**** Supplied material ****

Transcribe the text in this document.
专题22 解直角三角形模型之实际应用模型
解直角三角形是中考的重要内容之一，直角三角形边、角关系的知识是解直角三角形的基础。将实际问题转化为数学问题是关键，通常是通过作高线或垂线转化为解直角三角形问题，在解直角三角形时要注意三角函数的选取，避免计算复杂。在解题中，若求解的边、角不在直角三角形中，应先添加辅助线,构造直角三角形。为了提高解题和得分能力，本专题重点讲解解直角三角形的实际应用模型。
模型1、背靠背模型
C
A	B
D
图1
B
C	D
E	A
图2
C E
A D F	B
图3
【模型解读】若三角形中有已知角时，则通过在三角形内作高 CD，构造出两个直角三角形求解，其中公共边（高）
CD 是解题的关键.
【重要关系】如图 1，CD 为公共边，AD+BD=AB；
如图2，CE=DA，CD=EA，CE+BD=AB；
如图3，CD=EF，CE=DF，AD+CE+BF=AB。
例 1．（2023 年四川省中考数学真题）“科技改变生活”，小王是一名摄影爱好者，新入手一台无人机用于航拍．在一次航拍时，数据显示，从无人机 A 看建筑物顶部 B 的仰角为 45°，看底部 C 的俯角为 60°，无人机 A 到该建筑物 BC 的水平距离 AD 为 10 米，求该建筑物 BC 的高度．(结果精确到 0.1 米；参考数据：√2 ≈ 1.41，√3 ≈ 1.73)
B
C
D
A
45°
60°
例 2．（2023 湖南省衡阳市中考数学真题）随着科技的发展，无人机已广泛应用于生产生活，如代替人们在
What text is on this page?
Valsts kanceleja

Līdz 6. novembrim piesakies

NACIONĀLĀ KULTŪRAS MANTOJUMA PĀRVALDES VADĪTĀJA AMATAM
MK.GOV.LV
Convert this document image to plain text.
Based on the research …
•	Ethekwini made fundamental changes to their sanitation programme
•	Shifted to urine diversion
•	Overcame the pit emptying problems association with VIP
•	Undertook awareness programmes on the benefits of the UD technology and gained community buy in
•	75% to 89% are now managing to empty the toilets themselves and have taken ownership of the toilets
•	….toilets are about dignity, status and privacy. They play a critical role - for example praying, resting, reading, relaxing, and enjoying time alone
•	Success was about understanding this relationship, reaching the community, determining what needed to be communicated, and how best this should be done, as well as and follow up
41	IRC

****

## Exercise brief
Transcribe every entry exactly.

## The completed task
Transcribe the text in this document.
专题22 解直角三角形模型之实际应用模型
解直角三角形是中考的重要内容之一，直角三角形边、角关系的知识是解直角三角形的基础。将实际问题转化为数学问题是关键，通常是通过作高线或垂线转化为解直角三角形问题，在解直角三角形时要注意三角函数的选取，避免计算复杂。在解题中，若求解的边、角不在直角三角形中，应先添加辅助线,构造直角三角形。为了提高解题和得分能力，本专题重点讲解解直角三角形的实际应用模型。
模型1、背靠背模型
C
A	B
D
图1
B
C	D
E	A
图2
C E
A D F	B
图3
【模型解读】若三角形中有已知角时，则通过在三角形内作高 CD，构造出两个直角三角形求解，其中公共边（高）
CD 是解题的关键.
【重要关系】如图 1，CD 为公共边，AD+BD=AB；
如图2，CE=DA，CD=EA，CE+BD=AB；
如图3，CD=EF，CE=DF，AD+CE+BF=AB。
例 1．（2023 年四川省中考数学真题）“科技改变生活”，小王是一名摄影爱好者，新入手一台无人机用于航拍．在一次航拍时，数据显示，从无人机 A 看建筑物顶部 B 的仰角为 45°，看底部 C 的俯角为 60°，无人机 A 到该建筑物 BC 的水平距离 AD 为 10 米，求该建筑物 BC 的高度．(结果精确到 0.1 米；参考数据：√2 ≈ 1.41，√3 ≈ 1.73)
B
C
D
A
45°
60°
例 2．（2023 湖南省衡阳市中考数学真题）随着科技的发展，无人机已广泛应用于生产生活，如代替人们在
What text is on this page?
Valsts kanceleja

Līdz 6. novembrim piesakies

NACIONĀLĀ KULTŪRAS MANTOJUMA PĀRVALDES VADĪTĀJA AMATAM
MK.GOV.LV
Convert this document image to plain text.
Based on the research …
•	Ethekwini made fundamental changes to their sanitation programme
•	Shifted to urine diversion
•	Overcame the pit emptying problems association with VIP
•	Undertook awareness programmes on the benefits of the UD technology and gained community buy in
•	75% to 89% are now managing to empty the toilets themselves and have taken ownership of the toilets
•	….toilets are about dignity, status and privacy. They play a critical role - for example praying, resting, reading, relaxing, and enjoying time alone
•	Success was about understanding this relationship, reaching the community, determining what needed to be communicated, and how best this should be done, as well as and follow up
41	IRC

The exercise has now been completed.